• [TEXTO]
---

Por todo esto, la crítica más radical que puede hacerse a las ideas de Brecht sobre la virtud, es la de que el fin del individuo no es la sociedad o el bien común, sino Dios, que trasciende a la sociedad. En consecuencia, el cristiano debe dirigirse, ante todo, a Dios, lo cual exige la práctica de las virtudes. Pero además el cristiano transforma la sociedad al dirigirse a Dios, pues el mandamiento del amor al prójimo está inseparablemente unido al del amor a Dios. En resumen, la virtud es necesariamente personal; pero no es incompatible con el bien social, sino al contrario, es su condición. La sociedad es el medio en el que el individuo se perfecciona, pero de su perfección personal forma parte esencial el amor al prójimo y, en consecuencia, la búsqueda del bien común.

Libertad

La discusión entre la Coraje, el cocinero y el predicador es utilizada por Brecht para tratar sobre la culpabilidad moral en la guerra. Es contradictorio, según la explicación del cocinero, lo que el predicador expone como justo: el propósito del rey de conseguir libertad por la coacción: «El rey no ha tenido indulgencia con ninguno de los que no querían ser libres» (p. 35). Las acciones «liberadoras» del rey se llevaron a cabo, por ejemplo, con encarcelamientos y descuartizamientos. Al mostrar esos medios, el cocinero denuncia la justificación propagandística del rey («la libertad») y la realidad a la que verdaderamente tiende, el sometimiento por la fuerza, precisamente la falta de libertad.

Al final de sus manifestaciones el cocinero reduce este interés del rey por la libertad a la consabida función legitimadora de la guerra operada por la «imagen de Dios». «El (el rey) tenía un punto a favor: era la palabra de Dios, eso era bueno. Porque si no, se habría dicho que lo hacía por propia conveniencia y utilidad. Así podía tener siempre la conciencia tranquila. Eso era lo importante para él» (p. 36).

La palabra «libertad» y la «imagen de Dios» sirven, en la teoría brechtiana, para tranquilizar la conciencia real y para justificar el sacrificio del pueblo. Los intereses guerreros y mercantiles son las «reales» intenciones perversas; pero están ocultas detrás de los medios propagandísticos «divinizados», que son los únicos que salen a la luz. La religión tiene la misión de ser un sedativo y conservar la conciencia tranquila.

---

• [CONSIGNAS DE TRABAJO]
(A) Responde estas preguntas a partir del texto sobre Brecht:
(i) Según la crítica más radical a las ideas de Brecht sobre la virtud, ¿cuál es el fin del individuo?
(ii) ¿Con qué medios se llevaron a cabo, por ejemplo, las acciones «liberadoras» del rey?
(iii) ¿Qué misión tiene la religión en el último párrafo?
(B) Devuelve sin cambios el fragmento del texto sobre Brecht que va desde «La discusión entre» hasta «falta de libertad.» inclusive.

• [REGISTROS MOSTRADOS]

---

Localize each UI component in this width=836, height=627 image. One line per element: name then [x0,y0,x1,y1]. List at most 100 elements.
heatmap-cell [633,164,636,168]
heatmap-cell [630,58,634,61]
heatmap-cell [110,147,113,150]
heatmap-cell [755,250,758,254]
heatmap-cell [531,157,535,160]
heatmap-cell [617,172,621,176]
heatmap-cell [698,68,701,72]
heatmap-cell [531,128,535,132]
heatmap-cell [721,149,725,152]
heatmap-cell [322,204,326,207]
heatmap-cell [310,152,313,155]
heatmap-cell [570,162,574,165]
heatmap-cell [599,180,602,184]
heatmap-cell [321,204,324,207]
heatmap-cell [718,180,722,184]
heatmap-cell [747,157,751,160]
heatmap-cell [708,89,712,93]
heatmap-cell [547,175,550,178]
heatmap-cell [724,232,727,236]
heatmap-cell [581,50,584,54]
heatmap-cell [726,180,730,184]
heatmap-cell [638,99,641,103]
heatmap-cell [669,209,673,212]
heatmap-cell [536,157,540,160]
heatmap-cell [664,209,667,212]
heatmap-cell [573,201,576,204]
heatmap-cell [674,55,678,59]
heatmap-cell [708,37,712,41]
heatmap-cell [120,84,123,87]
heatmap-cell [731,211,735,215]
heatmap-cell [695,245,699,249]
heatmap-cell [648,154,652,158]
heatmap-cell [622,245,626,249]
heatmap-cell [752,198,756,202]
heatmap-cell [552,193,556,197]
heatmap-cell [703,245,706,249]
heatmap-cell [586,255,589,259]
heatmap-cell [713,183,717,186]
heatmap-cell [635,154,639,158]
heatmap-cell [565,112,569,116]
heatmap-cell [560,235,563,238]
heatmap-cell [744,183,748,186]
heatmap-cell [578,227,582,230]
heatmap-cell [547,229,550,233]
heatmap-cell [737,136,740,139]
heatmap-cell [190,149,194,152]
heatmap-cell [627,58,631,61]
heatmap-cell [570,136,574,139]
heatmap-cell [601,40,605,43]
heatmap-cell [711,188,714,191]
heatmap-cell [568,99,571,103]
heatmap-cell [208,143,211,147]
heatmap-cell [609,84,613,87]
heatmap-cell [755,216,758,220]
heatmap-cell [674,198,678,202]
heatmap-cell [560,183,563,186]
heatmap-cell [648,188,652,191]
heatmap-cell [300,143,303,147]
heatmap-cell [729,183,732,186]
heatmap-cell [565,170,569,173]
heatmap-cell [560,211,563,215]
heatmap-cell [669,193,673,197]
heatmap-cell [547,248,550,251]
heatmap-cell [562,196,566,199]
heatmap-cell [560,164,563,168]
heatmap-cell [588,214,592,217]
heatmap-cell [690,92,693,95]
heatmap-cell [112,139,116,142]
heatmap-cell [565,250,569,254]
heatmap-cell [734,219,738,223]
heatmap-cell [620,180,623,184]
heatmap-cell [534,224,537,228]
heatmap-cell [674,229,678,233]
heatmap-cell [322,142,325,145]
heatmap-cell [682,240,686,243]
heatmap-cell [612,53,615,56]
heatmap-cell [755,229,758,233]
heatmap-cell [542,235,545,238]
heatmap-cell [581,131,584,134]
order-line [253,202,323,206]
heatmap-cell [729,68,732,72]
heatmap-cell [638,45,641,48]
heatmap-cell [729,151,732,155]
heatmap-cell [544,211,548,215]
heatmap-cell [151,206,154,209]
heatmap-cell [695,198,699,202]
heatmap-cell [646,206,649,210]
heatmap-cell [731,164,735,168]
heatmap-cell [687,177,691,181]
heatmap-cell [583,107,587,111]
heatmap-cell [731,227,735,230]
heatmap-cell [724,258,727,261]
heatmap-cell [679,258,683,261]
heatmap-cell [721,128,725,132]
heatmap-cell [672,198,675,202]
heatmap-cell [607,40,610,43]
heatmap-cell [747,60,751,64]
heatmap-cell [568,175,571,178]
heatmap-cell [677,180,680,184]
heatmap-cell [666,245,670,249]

---

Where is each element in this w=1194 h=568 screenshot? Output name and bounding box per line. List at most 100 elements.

---

• [SOLUCIONES]
(A)
(i) Dios, que trasciende a la sociedad.
(ii) Con encarcelamientos y descuartizamientos.
(iii) Ser un sedativo y conservar la conciencia tranquila.

(B)
La discusión entre la Coraje, el cocinero y el predicador es utilizada por Brecht para tratar sobre la culpabilidad moral en la guerra. Es contradictorio, según la explicación del cocinero, lo que el predicador expone como justo: el propósito del rey de conseguir libertad por la coacción: «El rey no ha tenido indulgencia con ninguno de los que no querían ser libres» (p. 35). Las acciones «liberadoras» del rey se llevaron a cabo, por ejemplo, con encarcelamientos y descuartizamientos. Al mostrar esos medios, el cocinero denuncia la justificación propagandística del rey («la libertad») y la realidad a la que verdaderamente tiende, el sometimiento por la fuerza, precisamente la falta de libertad.